» **Work required**
Narrow the data below down to the lines containing "plus".

» **Material provided**

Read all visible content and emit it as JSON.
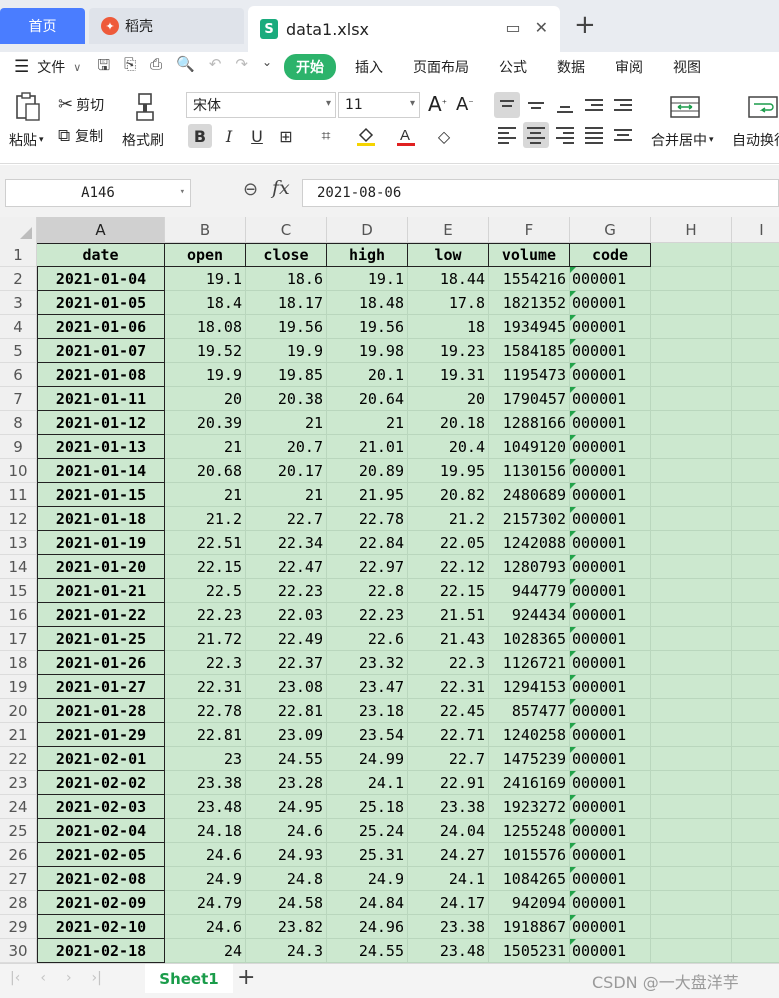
{
  "tabs": {
    "home": "首页",
    "daoke": "稻壳",
    "file": "data1.xlsx"
  },
  "menu": {
    "file": "文件",
    "items": [
      "开始",
      "插入",
      "页面布局",
      "公式",
      "数据",
      "审阅",
      "视图"
    ],
    "active": "开始"
  },
  "ribbon": {
    "paste": "粘贴",
    "cut": "剪切",
    "copy": "复制",
    "format_painter": "格式刷",
    "font_name": "宋体",
    "font_size": "11",
    "merge_center": "合并居中",
    "wrap_text": "自动换行"
  },
  "formula": {
    "cell_ref": "A146",
    "fx": "fx",
    "value": "2021-08-06"
  },
  "columns": [
    "A",
    "B",
    "C",
    "D",
    "E",
    "F",
    "G",
    "H",
    "I"
  ],
  "headers": [
    "date",
    "open",
    "close",
    "high",
    "low",
    "volume",
    "code"
  ],
  "rows": [
    [
      "2021-01-04",
      "19.1",
      "18.6",
      "19.1",
      "18.44",
      "1554216",
      "000001"
    ],
    [
      "2021-01-05",
      "18.4",
      "18.17",
      "18.48",
      "17.8",
      "1821352",
      "000001"
    ],
    [
      "2021-01-06",
      "18.08",
      "19.56",
      "19.56",
      "18",
      "1934945",
      "000001"
    ],
    [
      "2021-01-07",
      "19.52",
      "19.9",
      "19.98",
      "19.23",
      "1584185",
      "000001"
    ],
    [
      "2021-01-08",
      "19.9",
      "19.85",
      "20.1",
      "19.31",
      "1195473",
      "000001"
    ],
    [
      "2021-01-11",
      "20",
      "20.38",
      "20.64",
      "20",
      "1790457",
      "000001"
    ],
    [
      "2021-01-12",
      "20.39",
      "21",
      "21",
      "20.18",
      "1288166",
      "000001"
    ],
    [
      "2021-01-13",
      "21",
      "20.7",
      "21.01",
      "20.4",
      "1049120",
      "000001"
    ],
    [
      "2021-01-14",
      "20.68",
      "20.17",
      "20.89",
      "19.95",
      "1130156",
      "000001"
    ],
    [
      "2021-01-15",
      "21",
      "21",
      "21.95",
      "20.82",
      "2480689",
      "000001"
    ],
    [
      "2021-01-18",
      "21.2",
      "22.7",
      "22.78",
      "21.2",
      "2157302",
      "000001"
    ],
    [
      "2021-01-19",
      "22.51",
      "22.34",
      "22.84",
      "22.05",
      "1242088",
      "000001"
    ],
    [
      "2021-01-20",
      "22.15",
      "22.47",
      "22.97",
      "22.12",
      "1280793",
      "000001"
    ],
    [
      "2021-01-21",
      "22.5",
      "22.23",
      "22.8",
      "22.15",
      "944779",
      "000001"
    ],
    [
      "2021-01-22",
      "22.23",
      "22.03",
      "22.23",
      "21.51",
      "924434",
      "000001"
    ],
    [
      "2021-01-25",
      "21.72",
      "22.49",
      "22.6",
      "21.43",
      "1028365",
      "000001"
    ],
    [
      "2021-01-26",
      "22.3",
      "22.37",
      "23.32",
      "22.3",
      "1126721",
      "000001"
    ],
    [
      "2021-01-27",
      "22.31",
      "23.08",
      "23.47",
      "22.31",
      "1294153",
      "000001"
    ],
    [
      "2021-01-28",
      "22.78",
      "22.81",
      "23.18",
      "22.45",
      "857477",
      "000001"
    ],
    [
      "2021-01-29",
      "22.81",
      "23.09",
      "23.54",
      "22.71",
      "1240258",
      "000001"
    ],
    [
      "2021-02-01",
      "23",
      "24.55",
      "24.99",
      "22.7",
      "1475239",
      "000001"
    ],
    [
      "2021-02-02",
      "23.38",
      "23.28",
      "24.1",
      "22.91",
      "2416169",
      "000001"
    ],
    [
      "2021-02-03",
      "23.48",
      "24.95",
      "25.18",
      "23.38",
      "1923272",
      "000001"
    ],
    [
      "2021-02-04",
      "24.18",
      "24.6",
      "25.24",
      "24.04",
      "1255248",
      "000001"
    ],
    [
      "2021-02-05",
      "24.6",
      "24.93",
      "25.31",
      "24.27",
      "1015576",
      "000001"
    ],
    [
      "2021-02-08",
      "24.9",
      "24.8",
      "24.9",
      "24.1",
      "1084265",
      "000001"
    ],
    [
      "2021-02-09",
      "24.79",
      "24.58",
      "24.84",
      "24.17",
      "942094",
      "000001"
    ],
    [
      "2021-02-10",
      "24.6",
      "23.82",
      "24.96",
      "23.38",
      "1918867",
      "000001"
    ],
    [
      "2021-02-18",
      "24",
      "24.3",
      "24.55",
      "23.48",
      "1505231",
      "000001"
    ]
  ],
  "sheet_tab": "Sheet1",
  "watermark": "CSDN @一大盘洋芋"
}
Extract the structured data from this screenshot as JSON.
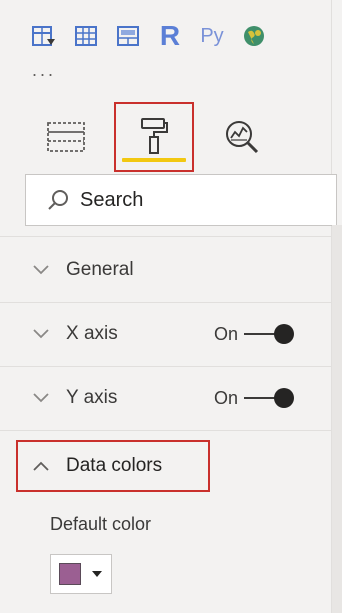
{
  "visualizations": {
    "icons": [
      {
        "name": "table-icon"
      },
      {
        "name": "matrix-icon"
      },
      {
        "name": "key-influencers-icon"
      },
      {
        "name": "r-visual",
        "text": "R"
      },
      {
        "name": "python-visual",
        "text": "Py"
      },
      {
        "name": "map-icon"
      }
    ],
    "more_label": "..."
  },
  "pane_tabs": {
    "fields": "fields-tab",
    "format": "format-tab",
    "analytics": "analytics-tab",
    "active": "format",
    "active_color": "#f2c811"
  },
  "search": {
    "placeholder": "Search",
    "value": ""
  },
  "sections": {
    "general": {
      "label": "General"
    },
    "x_axis": {
      "label": "X axis",
      "toggle": "On"
    },
    "y_axis": {
      "label": "Y axis",
      "toggle": "On"
    },
    "data_colors": {
      "label": "Data colors",
      "expanded": true
    }
  },
  "data_colors": {
    "default_color_label": "Default color",
    "default_color": "#9b5f92"
  },
  "colors": {
    "highlight_border": "#c9302c",
    "accent": "#f2c811"
  }
}
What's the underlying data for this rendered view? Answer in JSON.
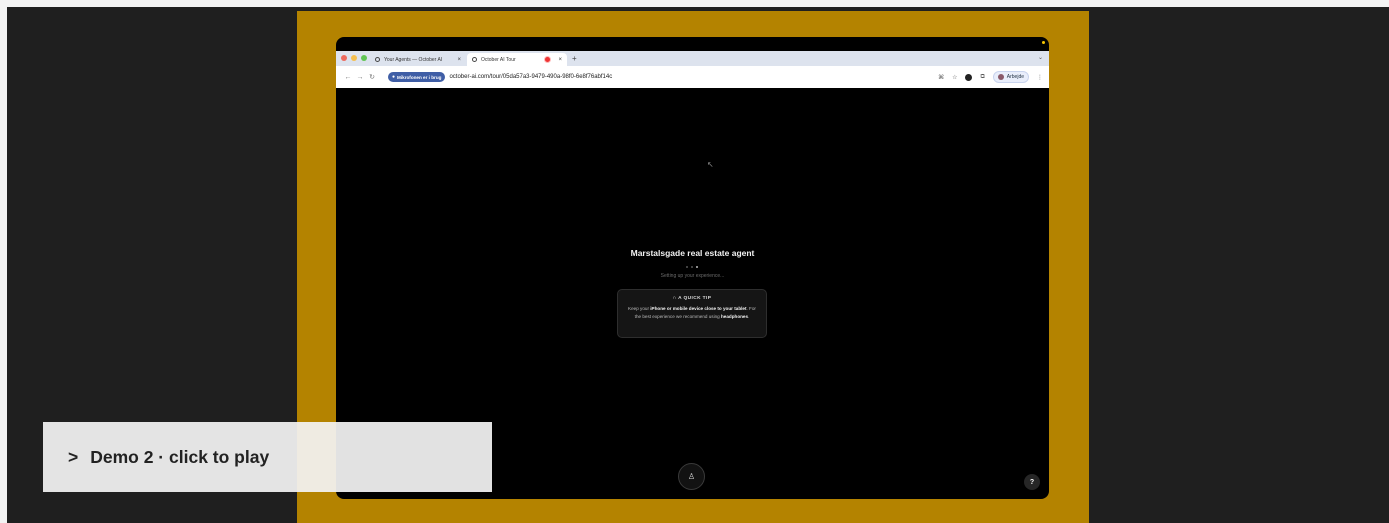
{
  "browser": {
    "tabs": [
      {
        "label": "Your Agents — October AI",
        "active": false
      },
      {
        "label": "October AI Tour",
        "active": true,
        "recording": true
      }
    ],
    "new_tab_icon": "plus-icon",
    "mic_pill": "Mikrofonen er i brug",
    "url": "october-ai.com/tour/05da57a3-9479-490a-98f0-6e8f76abf14c",
    "profile_name": "Arbejde"
  },
  "page": {
    "agent_title": "Marstalsgade real estate agent",
    "setup_text": "Setting up your experience...",
    "tip": {
      "heading": "A QUICK TIP",
      "line_prefix": "Keep your ",
      "line_bold1": "iPhone or mobile device close to your tablet",
      "line_mid": ". For the best experience we recommend using ",
      "line_bold2": "headphones",
      "line_suffix": "."
    },
    "help_label": "?"
  },
  "overlay": {
    "arrow": ">",
    "label": "Demo 2 · click to play"
  },
  "colors": {
    "frame": "#b48300",
    "page_bg": "#1f1f1f",
    "mic_pill": "#3f5ea6"
  }
}
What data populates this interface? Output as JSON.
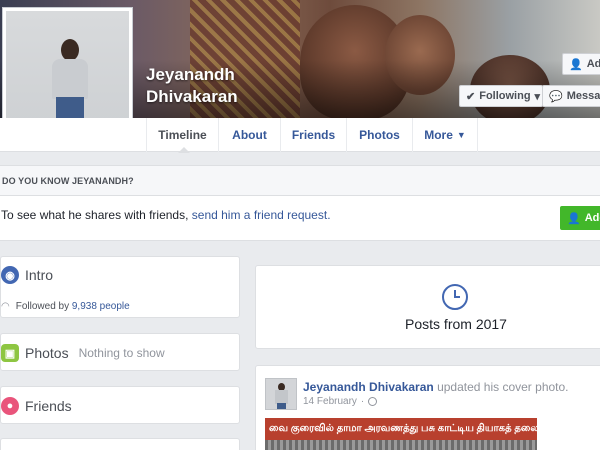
{
  "profile": {
    "name": "Jeyanandh Dhivakaran",
    "buttons": {
      "add_top": "Add",
      "following": "Following",
      "message": "Message"
    }
  },
  "nav": {
    "tabs": [
      "Timeline",
      "About",
      "Friends",
      "Photos",
      "More"
    ]
  },
  "know": {
    "header": "DO YOU KNOW JEYANANDH?",
    "text_before": "To see what he shares with friends,",
    "link": "send him a friend request.",
    "add_button": "Add"
  },
  "intro": {
    "title": "Intro",
    "followed_by_prefix": "Followed by",
    "followers_link": "9,938 people"
  },
  "photos": {
    "title": "Photos",
    "empty": "Nothing to show"
  },
  "friends": {
    "title": "Friends"
  },
  "posts_year": {
    "label": "Posts from 2017"
  },
  "post": {
    "author": "Jeyanandh Dhivakaran",
    "action": "updated his cover photo.",
    "date": "14 February",
    "image_text": "வை குரைவில் தாமா அரவணத்து பசு காட்டிய தியாகத் தலைவி சின்னம்மா"
  },
  "colors": {
    "link": "#365899",
    "green": "#42b72a",
    "intro_icon": "#4267b2",
    "photos_icon": "#8ec642",
    "friends_icon": "#e9547b"
  }
}
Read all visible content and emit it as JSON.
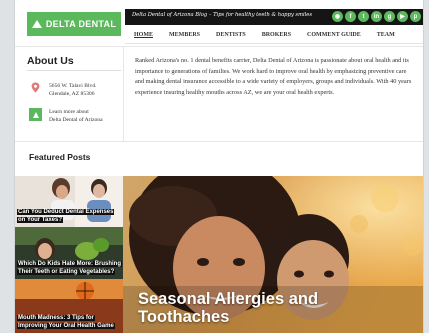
{
  "header": {
    "logo_text": "DELTA DENTAL",
    "tagline": "Delta Dental of Arizona Blog – Tips for healthy teeth & happy smiles",
    "social_icons": [
      "rss-icon",
      "facebook-icon",
      "twitter-icon",
      "linkedin-icon",
      "google-plus-icon",
      "youtube-icon",
      "pinterest-icon"
    ],
    "social_glyphs": [
      "◉",
      "f",
      "t",
      "in",
      "g",
      "▶",
      "p"
    ],
    "brand_color": "#5cb85c"
  },
  "nav": {
    "items": [
      "HOME",
      "MEMBERS",
      "DENTISTS",
      "BROKERS",
      "COMMENT GUIDE",
      "TEAM"
    ],
    "active": "HOME"
  },
  "about": {
    "title": "About Us",
    "address_line1": "5656 W. Talavi Blvd.",
    "address_line2": "Glendale, AZ 85306",
    "learn_line1": "Learn more about",
    "learn_line2": "Delta Dental of Arizona",
    "blurb": "Ranked Arizona's no. 1 dental benefits carrier, Delta Dental of Arizona is passionate about oral health and its importance to generations of families. We work hard to improve oral health by emphasizing preventive care and making dental insurance accessible to a wide variety of employers, groups and individuals. With 40 years experience insuring healthy mouths across AZ, we are your oral health experts."
  },
  "featured": {
    "title": "Featured Posts",
    "posts": [
      "Can You Deduct Dental Expenses on Your Taxes?",
      "Which Do Kids Hate More: Brushing Their Teeth or Eating Vegetables?",
      "Mouth Madness: 3 Tips for Improving Your Oral Health Game"
    ],
    "hero_title_line1": "Seasonal Allergies and",
    "hero_title_line2": "Toothaches"
  }
}
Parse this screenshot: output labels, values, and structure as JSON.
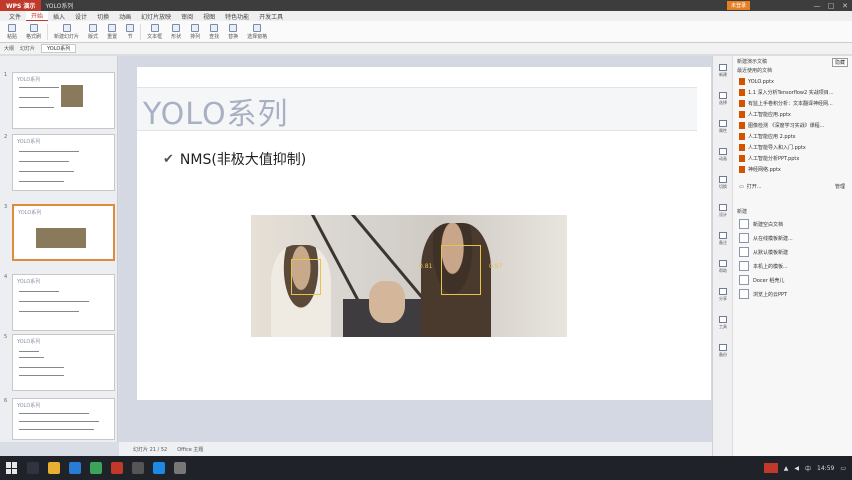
{
  "titlebar": {
    "app_name": "WPS 演示",
    "doc_name": "YOLO系列",
    "login": "未登录",
    "min": "—",
    "max": "□",
    "close": "✕"
  },
  "menu": {
    "tabs": [
      "文件",
      "开始",
      "插入",
      "设计",
      "切换",
      "动画",
      "幻灯片放映",
      "审阅",
      "视图",
      "特色功能",
      "开发工具"
    ],
    "active_index": 1
  },
  "ribbon": {
    "buttons": [
      "粘贴",
      "格式刷",
      "新建幻灯片",
      "版式",
      "重置",
      "节",
      "文本框",
      "形状",
      "排列",
      "查找",
      "替换",
      "选择窗格"
    ]
  },
  "quickbar": {
    "items": [
      "大纲",
      "幻灯片"
    ],
    "file_tab": "YOLO系列"
  },
  "thumbnails": [
    {
      "num": "1",
      "title": "YOLO系列"
    },
    {
      "num": "2",
      "title": "YOLO系列"
    },
    {
      "num": "3",
      "title": "YOLO系列"
    },
    {
      "num": "4",
      "title": "YOLO系列"
    },
    {
      "num": "5",
      "title": "YOLO系列"
    },
    {
      "num": "6",
      "title": "YOLO系列"
    }
  ],
  "slide": {
    "title": "YOLO系列",
    "bullet": "NMS(非极大值抑制)",
    "scores": [
      "0.81",
      "0.97"
    ]
  },
  "statusbar": {
    "slide_info": "幻灯片 21 / 52",
    "theme": "Office 主题"
  },
  "rightpanel": {
    "header": "新建演示文稿",
    "close_label": "隐藏",
    "recent_title": "最近使用的文档",
    "recent_files": [
      "YOLO.pptx",
      "1.1 深入分析Tensorflow2 实战项目...",
      "有监上手卷积分析：文本翻译神经网...",
      "人工智能应用.pptx",
      "图像检测  《深度学习实战》课程...",
      "人工智能应用 2.pptx",
      "人工智能导入和入门.pptx",
      "人工智能分析PPT.pptx",
      "神经网络.pptx"
    ],
    "open_label": "打开...",
    "manage_label": "管理",
    "new_title": "新建",
    "new_items": [
      "新建空白文档",
      "从在线模板新建...",
      "从默认模板新建",
      "本机上的模板...",
      "Docer 稻壳儿",
      "浏览上的云PPT"
    ],
    "side_icons": [
      "新建",
      "选择",
      "属性",
      "动画",
      "切换",
      "设计",
      "备注",
      "帮助",
      "分享",
      "工具",
      "备份"
    ]
  },
  "taskbar": {
    "time": "14:59",
    "lang": "中"
  }
}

» **Written answer**
    "new_tab_icon": "plus-icon",
      "google-plus-icon",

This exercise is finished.